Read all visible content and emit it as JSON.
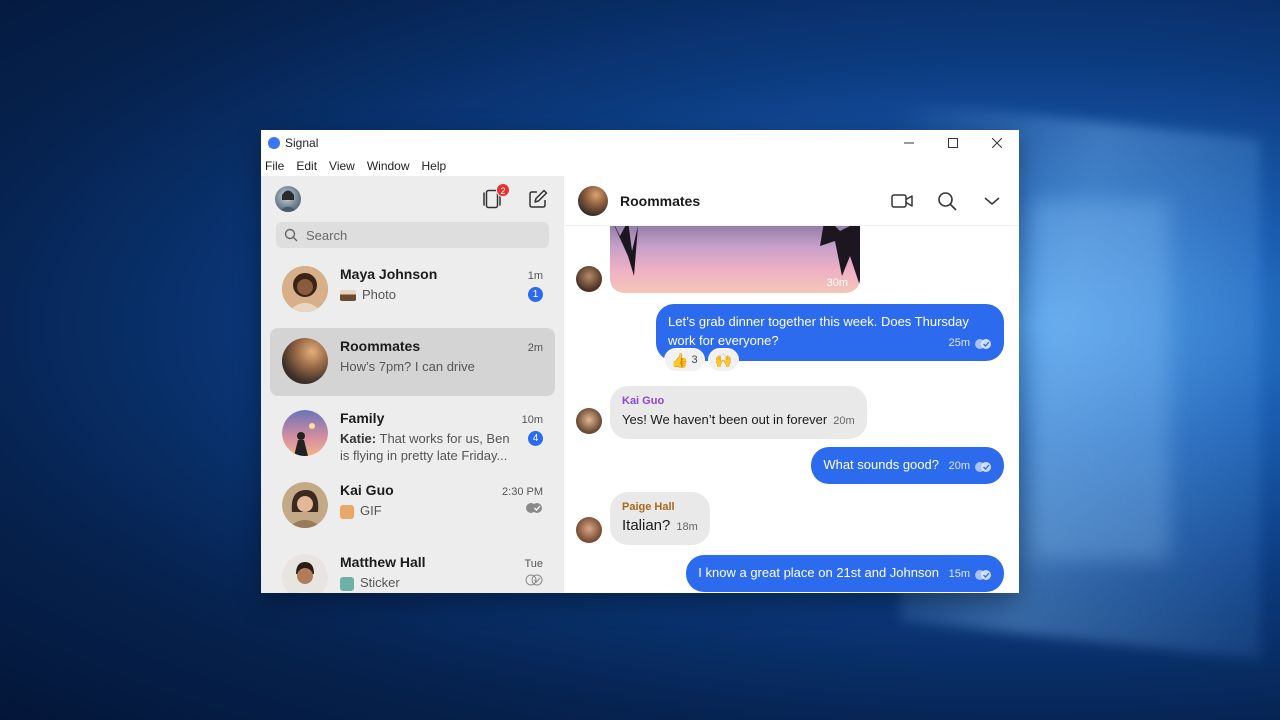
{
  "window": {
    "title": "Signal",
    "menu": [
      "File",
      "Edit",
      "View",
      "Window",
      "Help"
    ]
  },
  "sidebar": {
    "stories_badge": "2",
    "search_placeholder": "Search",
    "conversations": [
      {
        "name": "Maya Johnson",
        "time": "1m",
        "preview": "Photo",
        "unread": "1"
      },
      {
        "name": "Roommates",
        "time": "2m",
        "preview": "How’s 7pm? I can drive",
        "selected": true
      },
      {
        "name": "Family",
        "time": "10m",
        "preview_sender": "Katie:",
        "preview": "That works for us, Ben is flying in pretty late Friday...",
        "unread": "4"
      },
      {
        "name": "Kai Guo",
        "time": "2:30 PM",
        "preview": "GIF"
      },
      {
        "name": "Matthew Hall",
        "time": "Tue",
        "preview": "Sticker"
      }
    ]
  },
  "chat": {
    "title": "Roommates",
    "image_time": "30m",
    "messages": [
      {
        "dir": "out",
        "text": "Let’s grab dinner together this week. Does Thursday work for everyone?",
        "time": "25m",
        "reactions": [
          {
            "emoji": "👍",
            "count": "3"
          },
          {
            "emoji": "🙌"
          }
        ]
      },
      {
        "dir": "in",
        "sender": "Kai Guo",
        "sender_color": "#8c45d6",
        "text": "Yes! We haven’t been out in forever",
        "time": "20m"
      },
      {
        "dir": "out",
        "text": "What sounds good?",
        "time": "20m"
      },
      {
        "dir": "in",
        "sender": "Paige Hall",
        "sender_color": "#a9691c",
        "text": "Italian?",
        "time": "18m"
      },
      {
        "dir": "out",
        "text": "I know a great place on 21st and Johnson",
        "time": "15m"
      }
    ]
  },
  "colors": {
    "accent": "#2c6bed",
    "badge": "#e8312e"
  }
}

(Written task) Write out the records above exactly as they stand, leaving out every picture.

(Written response)
Read all visible content and emit it as JSON.
{
  "window": {
    "title": "Signal",
    "menu": [
      "File",
      "Edit",
      "View",
      "Window",
      "Help"
    ]
  },
  "sidebar": {
    "stories_badge": "2",
    "search_placeholder": "Search",
    "conversations": [
      {
        "name": "Maya Johnson",
        "time": "1m",
        "preview": "Photo",
        "unread": "1"
      },
      {
        "name": "Roommates",
        "time": "2m",
        "preview": "How’s 7pm? I can drive",
        "selected": true
      },
      {
        "name": "Family",
        "time": "10m",
        "preview_sender": "Katie:",
        "preview": "That works for us, Ben is flying in pretty late Friday...",
        "unread": "4"
      },
      {
        "name": "Kai Guo",
        "time": "2:30 PM",
        "preview": "GIF"
      },
      {
        "name": "Matthew Hall",
        "time": "Tue",
        "preview": "Sticker"
      }
    ]
  },
  "chat": {
    "title": "Roommates",
    "image_time": "30m",
    "messages": [
      {
        "dir": "out",
        "text": "Let’s grab dinner together this week. Does Thursday work for everyone?",
        "time": "25m",
        "reactions": [
          {
            "emoji": "👍",
            "count": "3"
          },
          {
            "emoji": "🙌"
          }
        ]
      },
      {
        "dir": "in",
        "sender": "Kai Guo",
        "sender_color": "#8c45d6",
        "text": "Yes! We haven’t been out in forever",
        "time": "20m"
      },
      {
        "dir": "out",
        "text": "What sounds good?",
        "time": "20m"
      },
      {
        "dir": "in",
        "sender": "Paige Hall",
        "sender_color": "#a9691c",
        "text": "Italian?",
        "time": "18m"
      },
      {
        "dir": "out",
        "text": "I know a great place on 21st and Johnson",
        "time": "15m"
      }
    ]
  },
  "colors": {
    "accent": "#2c6bed",
    "badge": "#e8312e"
  }
}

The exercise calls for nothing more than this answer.